═══ BRANO ═══
Le melodie del dolore: quando la musica ti salva o ti uccide

Arte

di Sonia Schoonejans e Andrea Finzi

Orchestrine, bande, quartetti…: per divertire gli ufficiali o per coprire il rumore degli eccidi. Al Memorial de la Shoah di Parigi una mostra sull’uso perverso e distorto della musica

 

Una delle più iconiche fotografie della Shoah immortala un’orchestrina di detenuti in divisa a strisce che accompagna al patibolo un condannato a morte a Mauthausen nel 1942. Non si tratta purtroppo di un’istantanea eccezionale: oltre ad essere utilizzata per appagare la perversa fantasia dei boia, la musica era una presenza costante nell’infernale universo dei Lager, scandendo le giornate dei prigionieri e dei loro aguzzini, il lavoro, la vita e la morte, i rari momenti di riposo.
Scrisse Primo Levi in Se questo è un uomo: “Le marce e le canzoni popolari…. Esse giacciono incise nelle nostre menti, saranno l’ultima cosa del Lager che dimenticheremo: sono la voce del Lager, l’espressione sensibile della sua follia geometrica, della risoluzione altrui di annullarci prima come uomini per ucciderci poi lentamente”.
═══
COMPITO DA SVOLGERE » Riprendi l'articolo sulla musica nei Lager e proseguilo dopo la citazione di Primo Levi.
═══ RIGHE DEL DATASET ═══
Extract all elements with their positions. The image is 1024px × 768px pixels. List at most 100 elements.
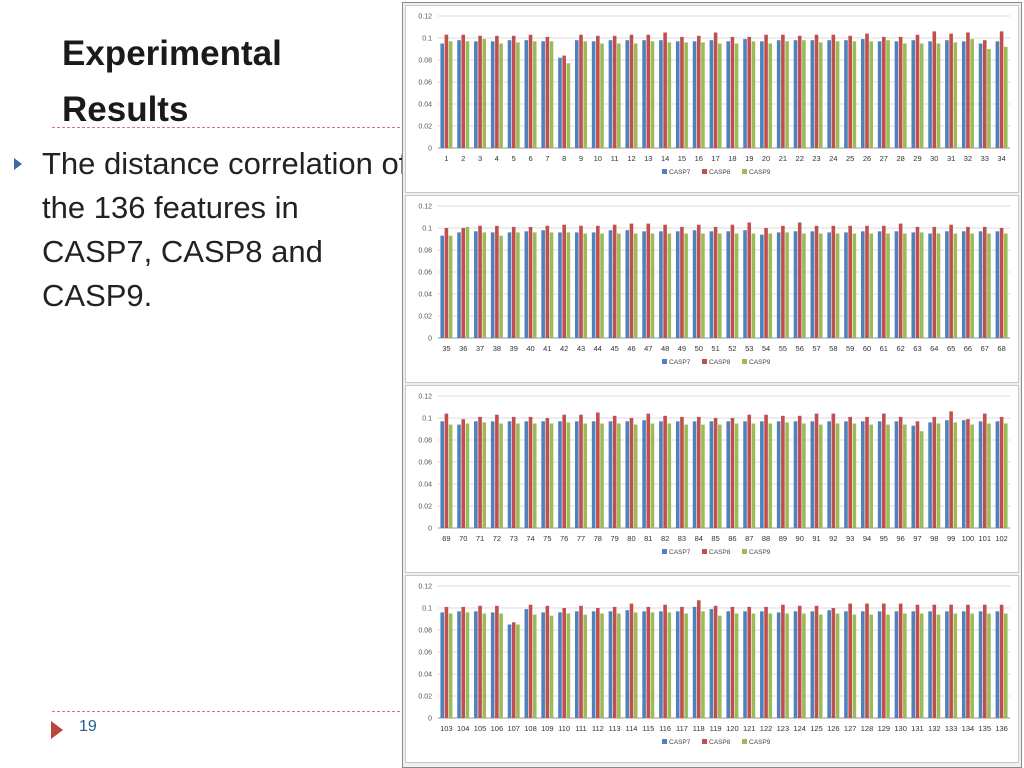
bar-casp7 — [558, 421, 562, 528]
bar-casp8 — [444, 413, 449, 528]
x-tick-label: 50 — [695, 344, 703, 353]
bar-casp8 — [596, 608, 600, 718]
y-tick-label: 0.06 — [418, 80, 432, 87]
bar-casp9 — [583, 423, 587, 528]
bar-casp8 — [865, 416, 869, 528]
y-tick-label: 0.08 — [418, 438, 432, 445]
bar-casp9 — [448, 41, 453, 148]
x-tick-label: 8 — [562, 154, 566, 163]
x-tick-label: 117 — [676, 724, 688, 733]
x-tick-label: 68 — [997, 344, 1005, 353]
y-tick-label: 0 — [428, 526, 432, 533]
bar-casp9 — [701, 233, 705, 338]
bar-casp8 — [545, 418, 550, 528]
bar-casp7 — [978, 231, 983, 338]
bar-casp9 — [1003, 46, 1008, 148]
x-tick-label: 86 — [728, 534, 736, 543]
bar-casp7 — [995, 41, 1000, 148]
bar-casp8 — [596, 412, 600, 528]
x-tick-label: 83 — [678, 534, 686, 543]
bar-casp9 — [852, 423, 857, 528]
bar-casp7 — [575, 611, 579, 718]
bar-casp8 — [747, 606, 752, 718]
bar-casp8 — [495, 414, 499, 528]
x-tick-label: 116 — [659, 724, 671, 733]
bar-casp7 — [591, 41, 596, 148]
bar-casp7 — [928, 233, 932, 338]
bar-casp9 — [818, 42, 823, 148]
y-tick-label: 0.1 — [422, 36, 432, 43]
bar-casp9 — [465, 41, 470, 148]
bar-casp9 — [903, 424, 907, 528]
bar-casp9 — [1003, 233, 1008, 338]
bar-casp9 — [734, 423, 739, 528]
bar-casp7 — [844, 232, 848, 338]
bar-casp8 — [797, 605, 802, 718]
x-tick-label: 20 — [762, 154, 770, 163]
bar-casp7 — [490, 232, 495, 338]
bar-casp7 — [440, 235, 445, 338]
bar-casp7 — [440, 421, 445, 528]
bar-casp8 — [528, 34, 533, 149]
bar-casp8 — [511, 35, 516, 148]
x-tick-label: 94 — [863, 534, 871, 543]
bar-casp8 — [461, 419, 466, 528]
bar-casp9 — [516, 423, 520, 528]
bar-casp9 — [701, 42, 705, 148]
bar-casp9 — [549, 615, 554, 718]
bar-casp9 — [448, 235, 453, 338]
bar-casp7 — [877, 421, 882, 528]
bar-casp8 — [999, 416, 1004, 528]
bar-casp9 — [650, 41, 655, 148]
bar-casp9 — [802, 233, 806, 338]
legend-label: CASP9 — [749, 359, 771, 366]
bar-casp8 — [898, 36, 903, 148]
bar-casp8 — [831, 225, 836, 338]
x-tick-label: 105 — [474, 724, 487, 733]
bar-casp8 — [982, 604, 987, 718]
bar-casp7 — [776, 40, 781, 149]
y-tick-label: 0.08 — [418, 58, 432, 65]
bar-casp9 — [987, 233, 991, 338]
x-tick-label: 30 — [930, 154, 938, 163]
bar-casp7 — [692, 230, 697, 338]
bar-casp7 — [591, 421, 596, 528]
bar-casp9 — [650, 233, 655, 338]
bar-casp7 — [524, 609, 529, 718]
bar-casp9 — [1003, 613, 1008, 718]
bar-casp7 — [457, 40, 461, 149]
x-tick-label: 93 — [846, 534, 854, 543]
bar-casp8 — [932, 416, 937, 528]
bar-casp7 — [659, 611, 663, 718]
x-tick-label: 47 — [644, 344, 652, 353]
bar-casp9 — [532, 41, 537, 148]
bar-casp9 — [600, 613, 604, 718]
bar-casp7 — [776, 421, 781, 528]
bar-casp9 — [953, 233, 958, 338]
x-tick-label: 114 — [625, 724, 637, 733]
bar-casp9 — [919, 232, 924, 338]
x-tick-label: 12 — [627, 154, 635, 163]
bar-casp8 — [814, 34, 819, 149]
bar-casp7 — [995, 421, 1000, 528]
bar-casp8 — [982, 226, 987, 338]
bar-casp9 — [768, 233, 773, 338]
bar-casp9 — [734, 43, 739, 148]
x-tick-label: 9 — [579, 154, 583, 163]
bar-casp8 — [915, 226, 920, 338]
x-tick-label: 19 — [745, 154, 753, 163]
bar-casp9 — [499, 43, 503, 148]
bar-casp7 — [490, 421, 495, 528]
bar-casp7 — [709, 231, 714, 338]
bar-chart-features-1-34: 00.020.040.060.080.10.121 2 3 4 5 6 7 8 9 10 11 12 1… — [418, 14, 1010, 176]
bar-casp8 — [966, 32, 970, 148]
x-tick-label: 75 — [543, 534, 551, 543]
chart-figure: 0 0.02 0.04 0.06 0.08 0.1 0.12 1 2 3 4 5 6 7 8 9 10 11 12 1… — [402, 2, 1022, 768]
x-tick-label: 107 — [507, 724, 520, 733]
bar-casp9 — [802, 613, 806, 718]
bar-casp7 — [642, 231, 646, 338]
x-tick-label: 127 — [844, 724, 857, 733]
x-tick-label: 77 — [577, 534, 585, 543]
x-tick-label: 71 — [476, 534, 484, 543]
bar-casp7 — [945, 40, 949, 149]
═══
RISPOSTA AL COMPITO »
La grande mostra La Musique dans les Camps Nazis, in corso al Mémorial de la Shoah di Parigi fino al 24 febbraio 2024, espone una vastissima documentazione visiva e sonora (fotografie, locandine, fogli d’ordine della burocrazia tedesca, filmati, registrazioni vocali e musicali) che fa comprendere l’importanza di questo aspetto solo in apparenza minore dell’organizzazione dei campi, già presente fin dal 1933 in quelli aperti in Germania per i detenuti politici, ove si costituirono le prime Lagerkapellen: orchestre composte da prigionieri, come quelle che apparvero più tardi in decine e decine di campi in tutta Europa. La musica, diffusa dalla radio e dagli altoparlanti, suonata da orchestre popolari e da bande militari, è stata utilizzata fin dalla presa del potere da parte del partito nazionalsocialista come strumento essenziale per la costruzione del consenso al regime, per realizzare la Volksgemeinschaft (comunità di popolo), secondo il principio di Josef Goebbels della Kraft durch Freude (Forza attraverso la gioia) con il quale si sarebbe attuato il dominio della razza superiore sul resto del mondo. Nel cupo contesto dei campi la martellante colonna sonora ebbe scopi coerenti con questa logica: inquadrare la massa dei prigionieri occupando di continuo la loro mente ed annullandone la personalità, scandire ogni momento della giornata, dalla chiamata all’appello, alla partenza in ranghi serrati per i luoghi di lavoro forzato, al rientro al campo, alle ispezioni dei gerarchi delle SS, alle (poche) festività, alle punizioni collettive e individuali.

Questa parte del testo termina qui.